**JOB**
Copy each line of the records that contains the word "рекреационного".

**DATA FOR PROCESSING**

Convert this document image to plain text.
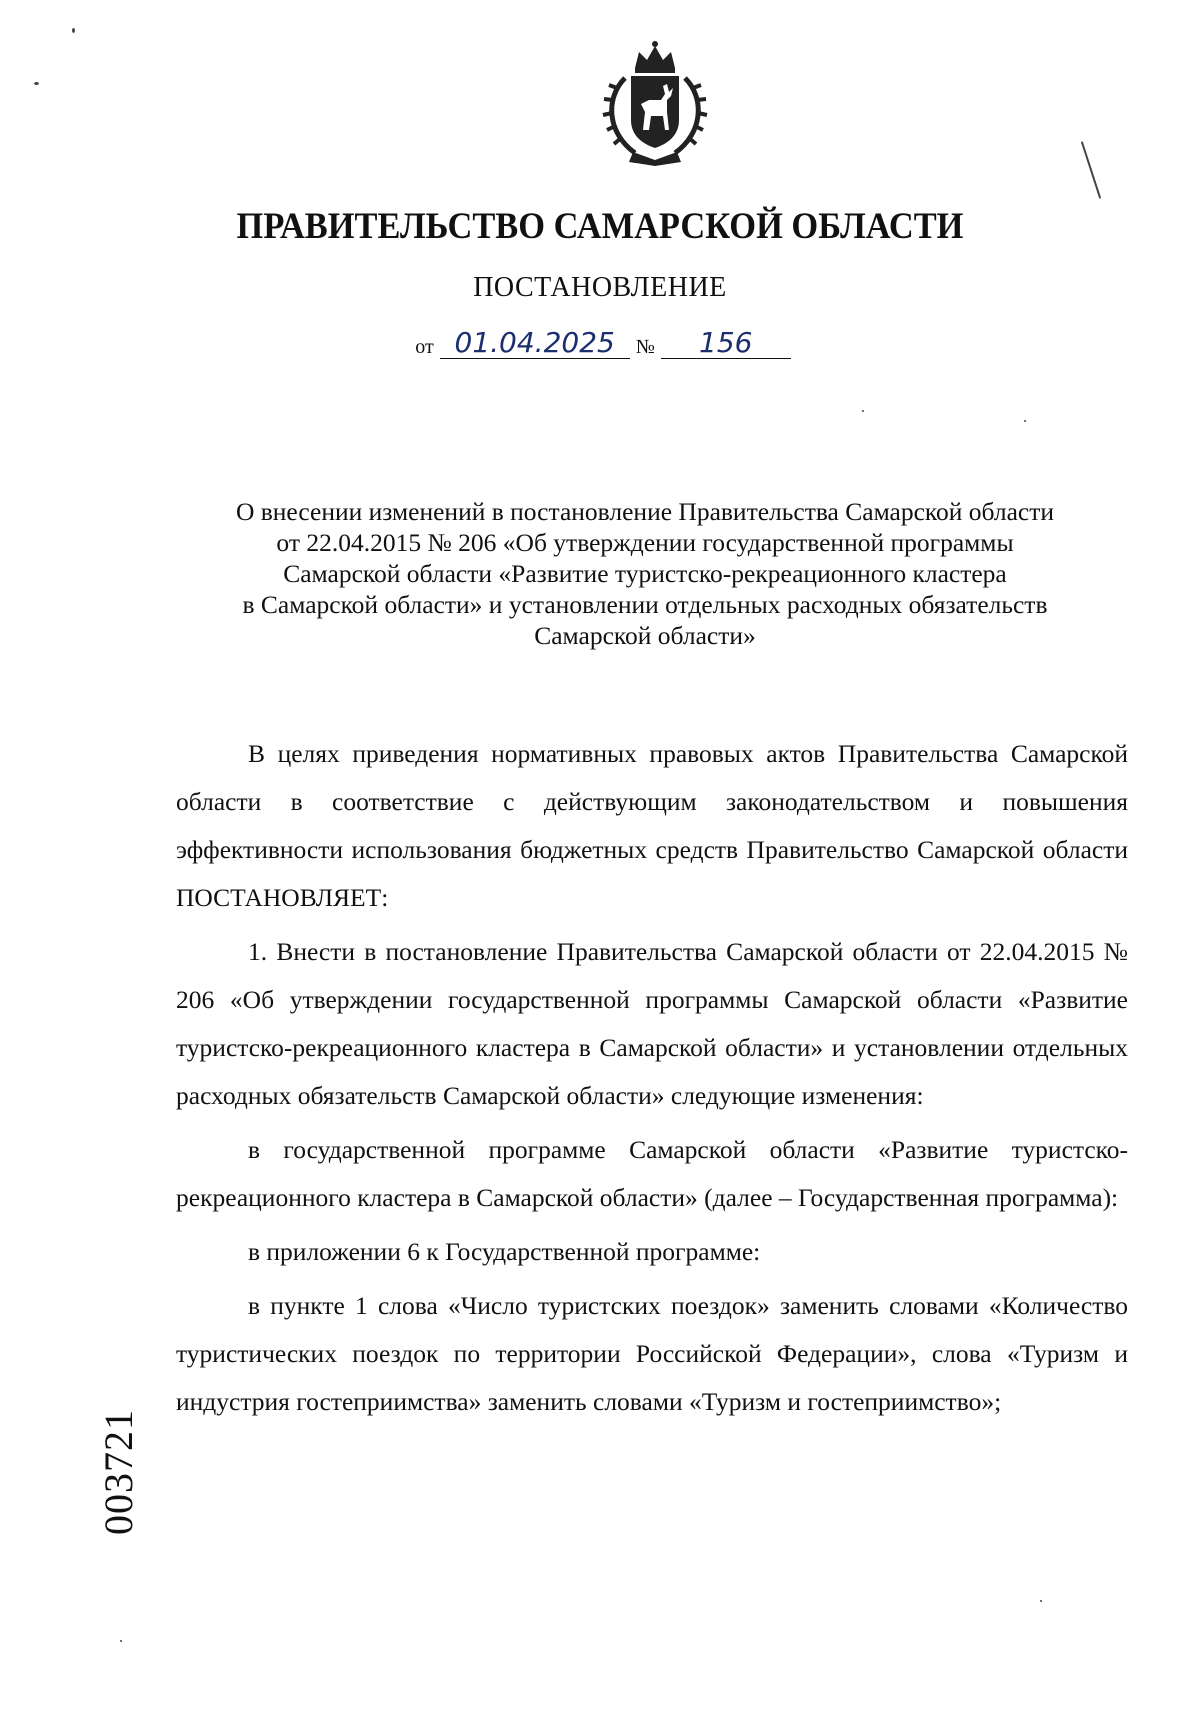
ПРАВИТЕЛЬСТВО САМАРСКОЙ ОБЛАСТИ
ПОСТАНОВЛЕНИЕ
от 01.04.2025 № 156

О внесении изменений в постановление Правительства Самарской области

от 22.04.2015 № 206 «Об утверждении государственной программы

Самарской области «Развитие туристско-рекреационного кластера

в Самарской области» и установлении отдельных расходных обязательств

Самарской области»

В целях приведения нормативных правовых актов Правительства Самарской области в соответствие с действующим законодательством и повышения эффективности использования бюджетных средств Правительство Самарской области ПОСТАНОВЛЯЕТ:

1. Внести в постановление Правительства Самарской области от 22.04.2015 № 206 «Об утверждении государственной программы Самарской области «Развитие туристско-рекреационного кластера в Самарской области» и установлении отдельных расходных обязательств Самарской области» следующие изменения:

в государственной программе Самарской области «Развитие туристско-рекреационного кластера в Самарской области» (далее – Государственная программа):

в приложении 6 к Государственной программе:

в пункте 1 слова «Число туристских поездок» заменить словами «Количество туристических поездок по территории Российской Федерации», слова «Туризм и индустрия гостеприимства» заменить словами «Туризм и гостеприимство»;

003721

**EXERCISE ANSWER**
Самарской области «Развитие туристско-рекреационного кластера
1. Внести в постановление Правительства Самарской области от 22.04.2015 № 206 «Об утверждении государственной программы Самарской области «Развитие туристско-рекреационного кластера в Самарской области» и установлении отдельных расходных обязательств Самарской области» следующие изменения:
в государственной программе Самарской области «Развитие туристско-рекреационного кластера в Самарской области» (далее – Государственная программа):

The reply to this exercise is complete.